• [Goal]: Restate the full set of records exactly, without adding or dropping a word.

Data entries
——————————
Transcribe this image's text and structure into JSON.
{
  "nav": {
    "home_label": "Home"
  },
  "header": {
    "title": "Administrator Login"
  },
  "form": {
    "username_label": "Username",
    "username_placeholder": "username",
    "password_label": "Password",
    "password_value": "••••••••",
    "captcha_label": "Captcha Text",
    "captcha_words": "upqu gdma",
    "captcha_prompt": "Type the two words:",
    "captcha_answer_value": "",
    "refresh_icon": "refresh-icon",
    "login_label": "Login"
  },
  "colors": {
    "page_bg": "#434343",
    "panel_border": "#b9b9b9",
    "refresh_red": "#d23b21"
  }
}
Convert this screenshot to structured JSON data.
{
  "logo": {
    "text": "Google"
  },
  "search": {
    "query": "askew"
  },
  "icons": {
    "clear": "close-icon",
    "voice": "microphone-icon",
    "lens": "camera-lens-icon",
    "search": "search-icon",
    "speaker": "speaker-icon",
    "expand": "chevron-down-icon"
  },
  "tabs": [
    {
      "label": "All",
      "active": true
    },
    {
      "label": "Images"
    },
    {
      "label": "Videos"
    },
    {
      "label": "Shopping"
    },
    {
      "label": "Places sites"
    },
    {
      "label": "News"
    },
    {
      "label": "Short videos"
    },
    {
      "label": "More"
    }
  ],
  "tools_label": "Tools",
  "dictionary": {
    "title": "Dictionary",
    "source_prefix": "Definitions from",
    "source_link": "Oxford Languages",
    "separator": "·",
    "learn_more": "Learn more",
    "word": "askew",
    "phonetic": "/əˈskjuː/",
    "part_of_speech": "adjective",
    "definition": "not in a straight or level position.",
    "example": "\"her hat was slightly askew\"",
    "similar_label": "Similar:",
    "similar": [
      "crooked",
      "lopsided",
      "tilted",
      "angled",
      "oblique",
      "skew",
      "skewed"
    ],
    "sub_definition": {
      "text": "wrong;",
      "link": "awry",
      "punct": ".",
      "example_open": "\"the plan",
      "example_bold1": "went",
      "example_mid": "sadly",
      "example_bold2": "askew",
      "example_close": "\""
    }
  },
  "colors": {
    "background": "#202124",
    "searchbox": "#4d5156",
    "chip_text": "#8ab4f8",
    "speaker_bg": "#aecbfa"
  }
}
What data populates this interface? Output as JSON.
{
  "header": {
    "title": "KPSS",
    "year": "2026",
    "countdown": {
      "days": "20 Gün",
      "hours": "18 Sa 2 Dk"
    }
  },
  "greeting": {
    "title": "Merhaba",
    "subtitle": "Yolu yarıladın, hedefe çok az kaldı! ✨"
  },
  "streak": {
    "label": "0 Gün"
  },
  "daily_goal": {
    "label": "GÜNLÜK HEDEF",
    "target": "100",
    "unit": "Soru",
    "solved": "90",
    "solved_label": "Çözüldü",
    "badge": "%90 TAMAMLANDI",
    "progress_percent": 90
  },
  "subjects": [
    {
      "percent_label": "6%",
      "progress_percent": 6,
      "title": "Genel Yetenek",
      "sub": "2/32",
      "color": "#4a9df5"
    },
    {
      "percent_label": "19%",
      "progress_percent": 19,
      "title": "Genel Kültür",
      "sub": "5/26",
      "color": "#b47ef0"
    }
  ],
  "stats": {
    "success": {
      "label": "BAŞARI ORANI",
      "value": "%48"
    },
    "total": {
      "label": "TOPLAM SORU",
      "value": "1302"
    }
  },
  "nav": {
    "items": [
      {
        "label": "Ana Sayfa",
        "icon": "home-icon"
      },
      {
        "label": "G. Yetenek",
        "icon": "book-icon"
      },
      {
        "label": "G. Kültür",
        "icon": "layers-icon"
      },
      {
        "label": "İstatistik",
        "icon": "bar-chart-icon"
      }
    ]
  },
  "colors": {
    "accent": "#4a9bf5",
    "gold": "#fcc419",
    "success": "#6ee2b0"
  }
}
——————————
• [Correct answer]:
Transcribe this image's text and structure into JSON.
{
  "nav": {
    "home_label": "Home"
  },
  "header": {
    "title": "Administrator Login"
  },
  "form": {
    "username_label": "Username",
    "username_placeholder": "username",
    "password_label": "Password",
    "password_value": "••••••••",
    "captcha_label": "Captcha Text",
    "captcha_words": "upqu gdma",
    "captcha_prompt": "Type the two words:",
    "captcha_answer_value": "",
    "refresh_icon": "refresh-icon",
    "login_label": "Login"
  },
  "colors": {
    "page_bg": "#434343",
    "panel_border": "#b9b9b9",
    "refresh_red": "#d23b21"
  }
}
Convert this screenshot to structured JSON data.
{
  "logo": {
    "text": "Google"
  },
  "search": {
    "query": "askew"
  },
  "icons": {
    "clear": "close-icon",
    "voice": "microphone-icon",
    "lens": "camera-lens-icon",
    "search": "search-icon",
    "speaker": "speaker-icon",
    "expand": "chevron-down-icon"
  },
  "tabs": [
    {
      "label": "All",
      "active": true
    },
    {
      "label": "Images"
    },
    {
      "label": "Videos"
    },
    {
      "label": "Shopping"
    },
    {
      "label": "Places sites"
    },
    {
      "label": "News"
    },
    {
      "label": "Short videos"
    },
    {
      "label": "More"
    }
  ],
  "tools_label": "Tools",
  "dictionary": {
    "title": "Dictionary",
    "source_prefix": "Definitions from",
    "source_link": "Oxford Languages",
    "separator": "·",
    "learn_more": "Learn more",
    "word": "askew",
    "phonetic": "/əˈskjuː/",
    "part_of_speech": "adjective",
    "definition": "not in a straight or level position.",
    "example": "\"her hat was slightly askew\"",
    "similar_label": "Similar:",
    "similar": [
      "crooked",
      "lopsided",
      "tilted",
      "angled",
      "oblique",
      "skew",
      "skewed"
    ],
    "sub_definition": {
      "text": "wrong;",
      "link": "awry",
      "punct": ".",
      "example_open": "\"the plan",
      "example_bold1": "went",
      "example_mid": "sadly",
      "example_bold2": "askew",
      "example_close": "\""
    }
  },
  "colors": {
    "background": "#202124",
    "searchbox": "#4d5156",
    "chip_text": "#8ab4f8",
    "speaker_bg": "#aecbfa"
  }
}
What data populates this interface? Output as JSON.
{
  "header": {
    "title": "KPSS",
    "year": "2026",
    "countdown": {
      "days": "20 Gün",
      "hours": "18 Sa 2 Dk"
    }
  },
  "greeting": {
    "title": "Merhaba",
    "subtitle": "Yolu yarıladın, hedefe çok az kaldı! ✨"
  },
  "streak": {
    "label": "0 Gün"
  },
  "daily_goal": {
    "label": "GÜNLÜK HEDEF",
    "target": "100",
    "unit": "Soru",
    "solved": "90",
    "solved_label": "Çözüldü",
    "badge": "%90 TAMAMLANDI",
    "progress_percent": 90
  },
  "subjects": [
    {
      "percent_label": "6%",
      "progress_percent": 6,
      "title": "Genel Yetenek",
      "sub": "2/32",
      "color": "#4a9df5"
    },
    {
      "percent_label": "19%",
      "progress_percent": 19,
      "title": "Genel Kültür",
      "sub": "5/26",
      "color": "#b47ef0"
    }
  ],
  "stats": {
    "success": {
      "label": "BAŞARI ORANI",
      "value": "%48"
    },
    "total": {
      "label": "TOPLAM SORU",
      "value": "1302"
    }
  },
  "nav": {
    "items": [
      {
        "label": "Ana Sayfa",
        "icon": "home-icon"
      },
      {
        "label": "G. Yetenek",
        "icon": "book-icon"
      },
      {
        "label": "G. Kültür",
        "icon": "layers-icon"
      },
      {
        "label": "İstatistik",
        "icon": "bar-chart-icon"
      }
    ]
  },
  "colors": {
    "accent": "#4a9bf5",
    "gold": "#fcc419",
    "success": "#6ee2b0"
  }
}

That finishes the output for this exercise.